(TASK INPUT)

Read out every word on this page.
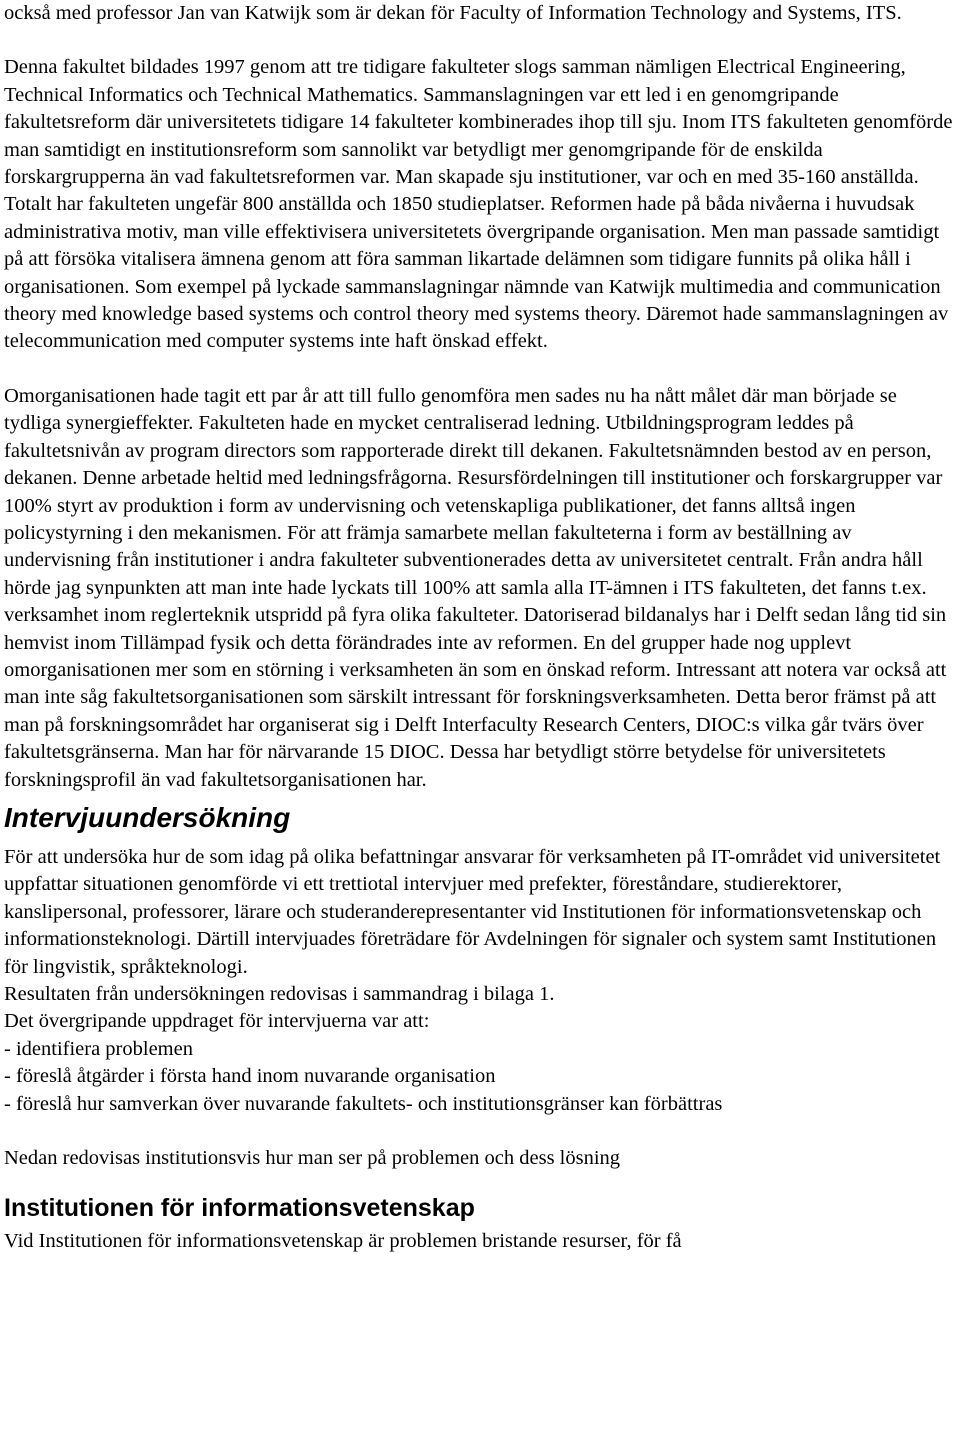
också med professor Jan van Katwijk som är dekan för Faculty of Information Technology and Systems, ITS.

Denna fakultet bildades 1997 genom att tre tidigare fakulteter slogs samman nämligen Electrical Engineering, Technical Informatics och Technical Mathematics. Sammanslagningen var ett led i en genomgripande fakultetsreform där universitetets tidigare 14 fakulteter kombinerades ihop till sju. Inom ITS fakulteten genomförde man samtidigt en institutionsreform som sannolikt var betydligt mer genomgripande för de enskilda forskargrupperna än vad fakultetsreformen var. Man skapade sju institutioner, var och en med 35-160 anställda. Totalt har fakulteten ungefär 800 anställda och 1850 studieplatser. Reformen hade på båda nivåerna i huvudsak administrativa motiv, man ville effektivisera universitetets övergripande organisation. Men man passade samtidigt på att försöka vitalisera ämnena genom att föra samman likartade delämnen som tidigare funnits på olika håll i organisationen. Som exempel på lyckade sammanslagningar nämnde van Katwijk multimedia and communication theory med knowledge based systems och control theory med systems theory. Däremot hade sammanslagningen av telecommunication med computer systems inte haft önskad effekt.

Omorganisationen hade tagit ett par år att till fullo genomföra men sades nu ha nått målet där man började se tydliga synergieffekter. Fakulteten hade en mycket centraliserad ledning. Utbildningsprogram leddes på fakultetsnivån av program directors som rapporterade direkt till dekanen. Fakultetsnämnden bestod av en person, dekanen. Denne arbetade heltid med ledningsfrågorna. Resursfördelningen till institutioner och forskargrupper var 100% styrt av produktion i form av undervisning och vetenskapliga publikationer, det fanns alltså ingen policystyrning i den mekanismen. För att främja samarbete mellan fakulteterna i form av beställning av undervisning från institutioner i andra fakulteter subventionerades detta av universitetet centralt. Från andra håll hörde jag synpunkten att man inte hade lyckats till 100% att samla alla IT-ämnen i ITS fakulteten, det fanns t.ex. verksamhet inom reglerteknik utspridd på fyra olika fakulteter. Datoriserad bildanalys har i Delft sedan lång tid sin hemvist inom Tillämpad fysik och detta förändrades inte av reformen. En del grupper hade nog upplevt omorganisationen mer som en störning i verksamheten än som en önskad reform. Intressant att notera var också att man inte såg fakultetsorganisationen som särskilt intressant för forskningsverksamheten. Detta beror främst på att man på forskningsområdet har organiserat sig i Delft Interfaculty Research Centers, DIOC:s vilka går tvärs över fakultetsgränserna. Man har för närvarande 15 DIOC. Dessa har betydligt större betydelse för universitetets forskningsprofil än vad fakultetsorganisationen har.

Intervjuundersökning

För att undersöka hur de som idag på olika befattningar ansvarar för verksamheten på IT-området vid universitetet uppfattar situationen genomförde vi ett trettiotal intervjuer med prefekter, föreståndare, studierektorer, kanslipersonal, professorer, lärare och studeranderepresentanter vid Institutionen för informationsvetenskap och informationsteknologi. Därtill intervjuades företrädare för Avdelningen för signaler och system samt Institutionen för lingvistik, språkteknologi.

Resultaten från undersökningen redovisas i sammandrag i bilaga 1.

Det övergripande uppdraget för intervjuerna var att:

- identifiera problemen
- föreslå åtgärder i första hand inom nuvarande organisation
- föreslå hur samverkan över nuvarande fakultets- och institutionsgränser kan förbättras

Nedan redovisas institutionsvis hur man ser på problemen och dess lösning

Institutionen för informationsvetenskap

Vid Institutionen för informationsvetenskap är problemen bristande resurser, för få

(End TASK INPUT)

-- WHAT TO PRODUCE --
Restate the data above word for word, so that the only difference is the missing pictures.

-- ANSWER --
Read out every word on this page.
också med professor Jan van Katwijk som är dekan för Faculty of Information Technology and Systems, ITS.

Denna fakultet bildades 1997 genom att tre tidigare fakulteter slogs samman nämligen Electrical Engineering, Technical Informatics och Technical Mathematics. Sammanslagningen var ett led i en genomgripande fakultetsreform där universitetets tidigare 14 fakulteter kombinerades ihop till sju. Inom ITS fakulteten genomförde man samtidigt en institutionsreform som sannolikt var betydligt mer genomgripande för de enskilda forskargrupperna än vad fakultetsreformen var. Man skapade sju institutioner, var och en med 35-160 anställda. Totalt har fakulteten ungefär 800 anställda och 1850 studieplatser. Reformen hade på båda nivåerna i huvudsak administrativa motiv, man ville effektivisera universitetets övergripande organisation. Men man passade samtidigt på att försöka vitalisera ämnena genom att föra samman likartade delämnen som tidigare funnits på olika håll i organisationen. Som exempel på lyckade sammanslagningar nämnde van Katwijk multimedia and communication theory med knowledge based systems och control theory med systems theory. Däremot hade sammanslagningen av telecommunication med computer systems inte haft önskad effekt.

Omorganisationen hade tagit ett par år att till fullo genomföra men sades nu ha nått målet där man började se tydliga synergieffekter. Fakulteten hade en mycket centraliserad ledning. Utbildningsprogram leddes på fakultetsnivån av program directors som rapporterade direkt till dekanen. Fakultetsnämnden bestod av en person, dekanen. Denne arbetade heltid med ledningsfrågorna. Resursfördelningen till institutioner och forskargrupper var 100% styrt av produktion i form av undervisning och vetenskapliga publikationer, det fanns alltså ingen policystyrning i den mekanismen. För att främja samarbete mellan fakulteterna i form av beställning av undervisning från institutioner i andra fakulteter subventionerades detta av universitetet centralt. Från andra håll hörde jag synpunkten att man inte hade lyckats till 100% att samla alla IT-ämnen i ITS fakulteten, det fanns t.ex. verksamhet inom reglerteknik utspridd på fyra olika fakulteter. Datoriserad bildanalys har i Delft sedan lång tid sin hemvist inom Tillämpad fysik och detta förändrades inte av reformen. En del grupper hade nog upplevt omorganisationen mer som en störning i verksamheten än som en önskad reform. Intressant att notera var också att man inte såg fakultetsorganisationen som särskilt intressant för forskningsverksamheten. Detta beror främst på att man på forskningsområdet har organiserat sig i Delft Interfaculty Research Centers, DIOC:s vilka går tvärs över fakultetsgränserna. Man har för närvarande 15 DIOC. Dessa har betydligt större betydelse för universitetets forskningsprofil än vad fakultetsorganisationen har.

Intervjuundersökning

För att undersöka hur de som idag på olika befattningar ansvarar för verksamheten på IT-området vid universitetet uppfattar situationen genomförde vi ett trettiotal intervjuer med prefekter, föreståndare, studierektorer, kanslipersonal, professorer, lärare och studeranderepresentanter vid Institutionen för informationsvetenskap och informationsteknologi. Därtill intervjuades företrädare för Avdelningen för signaler och system samt Institutionen för lingvistik, språkteknologi.

Resultaten från undersökningen redovisas i sammandrag i bilaga 1.

Det övergripande uppdraget för intervjuerna var att:

- identifiera problemen
- föreslå åtgärder i första hand inom nuvarande organisation
- föreslå hur samverkan över nuvarande fakultets- och institutionsgränser kan förbättras

Nedan redovisas institutionsvis hur man ser på problemen och dess lösning

Institutionen för informationsvetenskap

Vid Institutionen för informationsvetenskap är problemen bristande resurser, för få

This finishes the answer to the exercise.